◆ YOUR TASK
Extract every line below, verbatim.

Start RECORD EXCERPTS

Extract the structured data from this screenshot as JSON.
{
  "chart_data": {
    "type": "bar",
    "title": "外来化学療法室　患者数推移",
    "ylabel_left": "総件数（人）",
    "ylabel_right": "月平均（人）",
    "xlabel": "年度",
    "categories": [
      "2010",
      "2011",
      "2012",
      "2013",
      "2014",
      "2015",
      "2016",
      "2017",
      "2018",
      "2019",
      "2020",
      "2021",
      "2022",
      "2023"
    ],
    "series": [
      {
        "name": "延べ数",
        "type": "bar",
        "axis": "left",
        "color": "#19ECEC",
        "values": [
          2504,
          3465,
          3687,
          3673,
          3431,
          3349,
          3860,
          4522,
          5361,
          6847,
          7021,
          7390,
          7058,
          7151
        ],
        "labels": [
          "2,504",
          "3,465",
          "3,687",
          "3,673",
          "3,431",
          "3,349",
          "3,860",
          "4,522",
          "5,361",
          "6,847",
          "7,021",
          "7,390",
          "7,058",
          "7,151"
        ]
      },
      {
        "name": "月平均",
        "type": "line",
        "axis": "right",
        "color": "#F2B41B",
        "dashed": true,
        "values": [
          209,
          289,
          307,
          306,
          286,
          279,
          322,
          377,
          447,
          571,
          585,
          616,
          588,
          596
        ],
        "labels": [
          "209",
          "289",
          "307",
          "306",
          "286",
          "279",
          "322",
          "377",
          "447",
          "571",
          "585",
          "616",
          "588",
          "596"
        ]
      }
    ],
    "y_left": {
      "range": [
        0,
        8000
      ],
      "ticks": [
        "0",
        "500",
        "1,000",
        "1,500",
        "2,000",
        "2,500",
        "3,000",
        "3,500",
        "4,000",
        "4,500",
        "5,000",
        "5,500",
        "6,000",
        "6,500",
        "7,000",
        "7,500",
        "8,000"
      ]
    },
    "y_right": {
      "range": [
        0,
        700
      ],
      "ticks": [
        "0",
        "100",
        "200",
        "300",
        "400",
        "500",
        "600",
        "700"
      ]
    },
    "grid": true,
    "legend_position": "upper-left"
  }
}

End RECORD EXCERPTS

◆ EXPECTED ANSWER
Extract the structured data from this screenshot as JSON.
{
  "chart_data": {
    "type": "bar",
    "title": "外来化学療法室　患者数推移",
    "ylabel_left": "総件数（人）",
    "ylabel_right": "月平均（人）",
    "xlabel": "年度",
    "categories": [
      "2010",
      "2011",
      "2012",
      "2013",
      "2014",
      "2015",
      "2016",
      "2017",
      "2018",
      "2019",
      "2020",
      "2021",
      "2022",
      "2023"
    ],
    "series": [
      {
        "name": "延べ数",
        "type": "bar",
        "axis": "left",
        "color": "#19ECEC",
        "values": [
          2504,
          3465,
          3687,
          3673,
          3431,
          3349,
          3860,
          4522,
          5361,
          6847,
          7021,
          7390,
          7058,
          7151
        ],
        "labels": [
          "2,504",
          "3,465",
          "3,687",
          "3,673",
          "3,431",
          "3,349",
          "3,860",
          "4,522",
          "5,361",
          "6,847",
          "7,021",
          "7,390",
          "7,058",
          "7,151"
        ]
      },
      {
        "name": "月平均",
        "type": "line",
        "axis": "right",
        "color": "#F2B41B",
        "dashed": true,
        "values": [
          209,
          289,
          307,
          306,
          286,
          279,
          322,
          377,
          447,
          571,
          585,
          616,
          588,
          596
        ],
        "labels": [
          "209",
          "289",
          "307",
          "306",
          "286",
          "279",
          "322",
          "377",
          "447",
          "571",
          "585",
          "616",
          "588",
          "596"
        ]
      }
    ],
    "y_left": {
      "range": [
        0,
        8000
      ],
      "ticks": [
        "0",
        "500",
        "1,000",
        "1,500",
        "2,000",
        "2,500",
        "3,000",
        "3,500",
        "4,000",
        "4,500",
        "5,000",
        "5,500",
        "6,000",
        "6,500",
        "7,000",
        "7,500",
        "8,000"
      ]
    },
    "y_right": {
      "range": [
        0,
        700
      ],
      "ticks": [
        "0",
        "100",
        "200",
        "300",
        "400",
        "500",
        "600",
        "700"
      ]
    },
    "grid": true,
    "legend_position": "upper-left"
  }
}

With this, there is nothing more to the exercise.